— Start Stored records —

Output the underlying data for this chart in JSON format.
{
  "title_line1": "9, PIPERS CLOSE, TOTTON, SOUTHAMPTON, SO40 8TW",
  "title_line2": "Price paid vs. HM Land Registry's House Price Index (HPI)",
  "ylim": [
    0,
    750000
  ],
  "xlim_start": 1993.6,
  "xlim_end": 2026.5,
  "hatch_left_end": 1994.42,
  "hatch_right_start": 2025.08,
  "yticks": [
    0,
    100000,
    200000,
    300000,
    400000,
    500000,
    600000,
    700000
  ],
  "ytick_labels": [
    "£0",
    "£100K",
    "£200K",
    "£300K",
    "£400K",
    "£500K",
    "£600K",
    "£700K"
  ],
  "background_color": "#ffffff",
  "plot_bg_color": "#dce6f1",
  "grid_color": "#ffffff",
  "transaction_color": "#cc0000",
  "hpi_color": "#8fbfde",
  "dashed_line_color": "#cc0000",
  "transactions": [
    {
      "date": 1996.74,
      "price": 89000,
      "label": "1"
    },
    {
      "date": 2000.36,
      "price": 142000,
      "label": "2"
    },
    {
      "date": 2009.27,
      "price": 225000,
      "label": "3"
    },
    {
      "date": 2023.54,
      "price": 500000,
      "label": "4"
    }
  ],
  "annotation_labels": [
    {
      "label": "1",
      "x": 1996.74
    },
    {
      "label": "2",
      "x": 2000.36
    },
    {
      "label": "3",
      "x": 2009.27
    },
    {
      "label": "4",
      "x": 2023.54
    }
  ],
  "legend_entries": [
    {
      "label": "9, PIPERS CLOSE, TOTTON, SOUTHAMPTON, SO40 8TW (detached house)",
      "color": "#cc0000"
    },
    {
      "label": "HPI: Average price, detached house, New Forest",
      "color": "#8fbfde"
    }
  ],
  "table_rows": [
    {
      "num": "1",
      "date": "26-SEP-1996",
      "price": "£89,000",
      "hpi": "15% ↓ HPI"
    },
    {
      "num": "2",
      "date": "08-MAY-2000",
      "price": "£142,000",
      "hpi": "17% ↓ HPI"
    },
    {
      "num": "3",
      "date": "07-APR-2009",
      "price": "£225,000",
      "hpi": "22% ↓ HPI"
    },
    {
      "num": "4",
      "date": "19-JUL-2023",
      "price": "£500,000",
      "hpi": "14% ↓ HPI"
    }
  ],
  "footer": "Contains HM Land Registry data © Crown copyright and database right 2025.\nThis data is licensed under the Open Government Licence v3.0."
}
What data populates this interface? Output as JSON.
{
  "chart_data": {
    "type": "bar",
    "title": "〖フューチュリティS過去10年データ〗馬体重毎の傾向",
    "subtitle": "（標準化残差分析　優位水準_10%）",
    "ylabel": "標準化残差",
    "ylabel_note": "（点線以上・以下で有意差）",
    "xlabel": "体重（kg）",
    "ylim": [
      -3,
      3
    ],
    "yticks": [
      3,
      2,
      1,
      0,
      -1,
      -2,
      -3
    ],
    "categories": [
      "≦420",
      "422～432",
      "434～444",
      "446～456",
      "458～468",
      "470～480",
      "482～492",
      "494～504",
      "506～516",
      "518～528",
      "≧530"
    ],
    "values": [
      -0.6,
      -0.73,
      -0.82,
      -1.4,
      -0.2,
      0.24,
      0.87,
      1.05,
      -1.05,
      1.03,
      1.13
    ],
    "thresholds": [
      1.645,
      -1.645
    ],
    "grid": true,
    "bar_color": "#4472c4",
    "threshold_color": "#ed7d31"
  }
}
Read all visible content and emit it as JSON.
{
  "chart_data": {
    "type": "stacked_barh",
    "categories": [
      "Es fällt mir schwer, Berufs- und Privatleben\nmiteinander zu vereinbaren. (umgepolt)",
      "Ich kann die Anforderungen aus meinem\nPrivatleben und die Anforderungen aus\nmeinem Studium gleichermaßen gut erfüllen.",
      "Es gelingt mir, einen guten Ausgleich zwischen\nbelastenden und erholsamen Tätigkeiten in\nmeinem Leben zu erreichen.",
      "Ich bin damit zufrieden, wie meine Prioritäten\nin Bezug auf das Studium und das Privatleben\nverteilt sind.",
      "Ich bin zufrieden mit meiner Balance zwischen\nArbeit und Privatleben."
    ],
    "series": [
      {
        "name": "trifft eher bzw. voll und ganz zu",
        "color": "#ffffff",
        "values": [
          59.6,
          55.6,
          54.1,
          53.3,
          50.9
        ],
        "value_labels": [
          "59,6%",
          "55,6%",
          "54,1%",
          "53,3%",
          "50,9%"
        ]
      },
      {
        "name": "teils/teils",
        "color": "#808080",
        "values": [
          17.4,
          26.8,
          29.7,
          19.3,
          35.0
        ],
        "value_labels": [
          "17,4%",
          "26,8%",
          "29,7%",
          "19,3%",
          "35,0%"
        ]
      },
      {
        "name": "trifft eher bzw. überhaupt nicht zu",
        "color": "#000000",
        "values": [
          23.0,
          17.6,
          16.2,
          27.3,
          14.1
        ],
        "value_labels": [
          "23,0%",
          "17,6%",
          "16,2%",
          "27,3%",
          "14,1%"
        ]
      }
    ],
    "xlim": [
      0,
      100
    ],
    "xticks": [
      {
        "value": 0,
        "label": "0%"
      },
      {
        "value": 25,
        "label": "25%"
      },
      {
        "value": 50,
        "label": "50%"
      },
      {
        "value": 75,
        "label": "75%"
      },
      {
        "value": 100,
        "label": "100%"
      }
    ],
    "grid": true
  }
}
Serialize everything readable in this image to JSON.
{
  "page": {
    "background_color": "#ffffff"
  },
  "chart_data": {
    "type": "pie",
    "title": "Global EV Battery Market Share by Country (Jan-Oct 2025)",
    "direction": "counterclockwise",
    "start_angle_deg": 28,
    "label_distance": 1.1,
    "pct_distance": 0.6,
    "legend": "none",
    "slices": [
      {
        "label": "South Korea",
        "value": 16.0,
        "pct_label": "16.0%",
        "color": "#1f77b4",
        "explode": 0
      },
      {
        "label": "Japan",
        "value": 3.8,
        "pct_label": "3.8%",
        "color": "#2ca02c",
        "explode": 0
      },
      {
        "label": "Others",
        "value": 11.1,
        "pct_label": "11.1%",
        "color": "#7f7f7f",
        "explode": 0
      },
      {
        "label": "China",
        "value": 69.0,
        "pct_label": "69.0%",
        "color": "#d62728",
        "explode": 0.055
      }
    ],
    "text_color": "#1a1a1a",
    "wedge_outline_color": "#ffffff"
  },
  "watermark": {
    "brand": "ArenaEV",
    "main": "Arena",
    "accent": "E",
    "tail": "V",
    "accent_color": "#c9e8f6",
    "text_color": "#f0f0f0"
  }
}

— End Stored records —

# [The request]
Copy out all lines above that include the string "name".

# [Solution for this task]
        "name": "trifft eher bzw. voll und ganz zu",
        "name": "teils/teils",
        "name": "trifft eher bzw. überhaupt nicht zu",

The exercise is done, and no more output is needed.